- **What the exercise asks**: Return every line below in which "dụng" appears.

[Rows from a dataset]
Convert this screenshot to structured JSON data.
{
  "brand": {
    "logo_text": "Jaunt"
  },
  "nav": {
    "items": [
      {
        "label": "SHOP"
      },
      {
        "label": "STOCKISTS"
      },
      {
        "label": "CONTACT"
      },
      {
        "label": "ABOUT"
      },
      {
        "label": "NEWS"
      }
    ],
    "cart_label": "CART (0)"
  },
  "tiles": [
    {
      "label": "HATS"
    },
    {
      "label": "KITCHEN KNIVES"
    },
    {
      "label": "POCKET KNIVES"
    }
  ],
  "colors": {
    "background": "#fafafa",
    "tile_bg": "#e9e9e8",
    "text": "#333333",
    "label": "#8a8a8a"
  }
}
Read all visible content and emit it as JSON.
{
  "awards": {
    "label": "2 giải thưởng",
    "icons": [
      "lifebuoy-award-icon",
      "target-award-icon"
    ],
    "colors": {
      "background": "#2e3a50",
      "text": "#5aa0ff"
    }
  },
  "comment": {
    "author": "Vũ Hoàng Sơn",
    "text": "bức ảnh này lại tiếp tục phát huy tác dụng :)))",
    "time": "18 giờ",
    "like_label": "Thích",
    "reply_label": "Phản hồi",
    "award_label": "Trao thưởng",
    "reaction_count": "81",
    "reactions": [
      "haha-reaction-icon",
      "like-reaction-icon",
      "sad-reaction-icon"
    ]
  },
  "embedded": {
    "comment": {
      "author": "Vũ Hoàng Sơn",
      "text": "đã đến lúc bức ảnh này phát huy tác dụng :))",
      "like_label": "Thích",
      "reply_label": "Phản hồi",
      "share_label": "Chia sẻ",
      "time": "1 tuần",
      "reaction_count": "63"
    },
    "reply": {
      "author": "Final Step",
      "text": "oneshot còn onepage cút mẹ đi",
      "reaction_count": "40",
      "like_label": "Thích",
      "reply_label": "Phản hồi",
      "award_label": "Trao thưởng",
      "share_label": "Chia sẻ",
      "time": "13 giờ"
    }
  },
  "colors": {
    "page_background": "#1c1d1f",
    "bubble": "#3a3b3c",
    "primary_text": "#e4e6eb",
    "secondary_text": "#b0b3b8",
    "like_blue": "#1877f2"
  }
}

- **Finished task**:
    "text": "bức ảnh này lại tiếp tục phát huy tác dụng :)))",
      "text": "đã đến lúc bức ảnh này phát huy tác dụng :))",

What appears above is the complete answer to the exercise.